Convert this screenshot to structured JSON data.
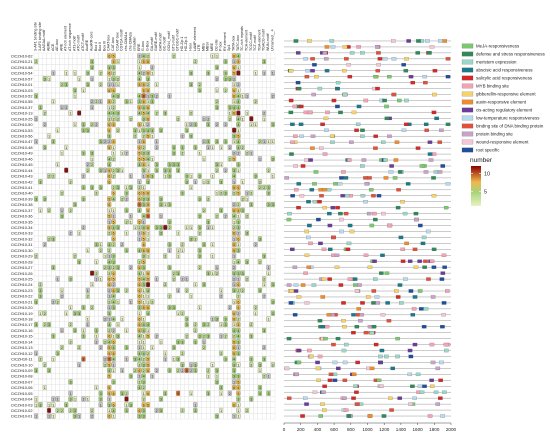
{
  "chart_data": [
    {
      "type": "heatmap",
      "columns": [
        "3-AF1 binding site",
        "3-AF3 binding site",
        "AAGAA-motif",
        "ABRE",
        "ACE",
        "AE-box",
        "ARE",
        "AT-rich element",
        "AT-rich sequence",
        "AT1-motif",
        "ATC-motif",
        "ATCT-motif",
        "AuxRE",
        "AuxRR-core",
        "Box 4",
        "Box II",
        "Box III",
        "CAAT-box",
        "CAT-box",
        "CCAAT-box",
        "CGTCA-motif",
        "chs-CMA1a",
        "chs-CMA2a",
        "circadian",
        "ERE",
        "G-box",
        "G-Box",
        "GA-motif",
        "GARE-motif",
        "GATA-motif",
        "GC-motif",
        "GCN4_motif",
        "GT1-motif",
        "GTGGC-motif",
        "HD-Zip 1",
        "HD-Zip 3",
        "I-box",
        "LAMP-element",
        "LTR",
        "MBS",
        "MBSI",
        "MRE",
        "O2-site",
        "P-box",
        "RY-element",
        "Sp1",
        "TATA-box",
        "TATC-box",
        "TC-rich repeats",
        "TCA-element",
        "TCCC-motif",
        "TCT-motif",
        "TGA-element",
        "TGACG-motif",
        "WUN-motif",
        "Unnamed__4"
      ],
      "rows": [
        "CiCZH10-62",
        "CiCZH10-21",
        "CiCZH10-58",
        "CiCZH10-54",
        "CiCZH10-57",
        "CiCZH10-01",
        "CiCZH10-03",
        "CiCZH10-52",
        "CiCZH10-55",
        "CiCZH10-37",
        "CiCZH10-13",
        "CiCZH10-25",
        "CiCZH10-50",
        "CiCZH10-53",
        "CiCZH10-56",
        "CiCZH10-47",
        "CiCZH10-48",
        "CiCZH10-49",
        "CiCZH10-46",
        "CiCZH10-45",
        "CiCZH10-44",
        "CiCZH10-43",
        "CiCZH10-42",
        "CiCZH10-41",
        "CiCZH10-40",
        "CiCZH10-39",
        "CiCZH10-38",
        "CiCZH10-37",
        "CiCZH10-36",
        "CiCZH10-35",
        "CiCZH10-34",
        "CiCZH10-33",
        "CiCZH10-32",
        "CiCZH10-31",
        "CiCZH10-30",
        "CiCZH10-29",
        "CiCZH10-28",
        "CiCZH10-27",
        "CiCZH10-26",
        "CiCZH10-25",
        "CiCZH10-24",
        "CiCZH10-23",
        "CiCZH10-22",
        "CiCZH10-21",
        "CiCZH10-20",
        "CiCZH10-19",
        "CiCZH10-18",
        "CiCZH10-17",
        "CiCZH10-16",
        "CiCZH10-15",
        "CiCZH10-14",
        "CiCZH10-13",
        "CiCZH10-12",
        "CiCZH10-11",
        "CiCZH10-10",
        "CiCZH10-09",
        "CiCZH10-08",
        "CiCZH10-07",
        "CiCZH10-06",
        "CiCZH10-05",
        "CiCZH10-04",
        "CiCZH10-03",
        "CiCZH10-02",
        "CiCZH10-01"
      ],
      "legend_title": "number",
      "color_scale": {
        "low": "#e9f2c2",
        "mid": "#f0b84c",
        "high": "#8b0000",
        "ticks": [
          5,
          10
        ]
      }
    },
    {
      "type": "scatter",
      "xlim": [
        0,
        2000
      ],
      "xticks": [
        0,
        200,
        400,
        600,
        800,
        1000,
        1200,
        1400,
        1600,
        1800,
        2000
      ],
      "legend_placement": "top-right",
      "series": [
        {
          "name": "MeJA-responsiveness",
          "color": "#7bc96f"
        },
        {
          "name": "defense and stress responsiveness",
          "color": "#2e8b57"
        },
        {
          "name": "meristem expression",
          "color": "#9bd7c8"
        },
        {
          "name": "abscisic acid responsiveness",
          "color": "#1a7a8a"
        },
        {
          "name": "salicylic acid responsiveness",
          "color": "#d62828"
        },
        {
          "name": "MYB binding site",
          "color": "#f4a3b5"
        },
        {
          "name": "gibberellin-responsive element",
          "color": "#f6d26b"
        },
        {
          "name": "auxin-responsive element",
          "color": "#f08c2e"
        },
        {
          "name": "cis-acting regulatory element",
          "color": "#6a3d9a"
        },
        {
          "name": "low-temperature responsiveness",
          "color": "#b8d9f0"
        },
        {
          "name": "binding site of DNA binding protein",
          "color": "#e2503c"
        },
        {
          "name": "protein binding site",
          "color": "#c8a2c8"
        },
        {
          "name": "wound-responsive element",
          "color": "#f4c6d6"
        },
        {
          "name": "root specific",
          "color": "#1f4e9c"
        }
      ]
    }
  ]
}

________________

### What to do
Search the entries for the string "protein" and return each line where it turns up.

### Solution to the exercise
          "name": "binding site of DNA binding protein",
          "name": "protein binding site",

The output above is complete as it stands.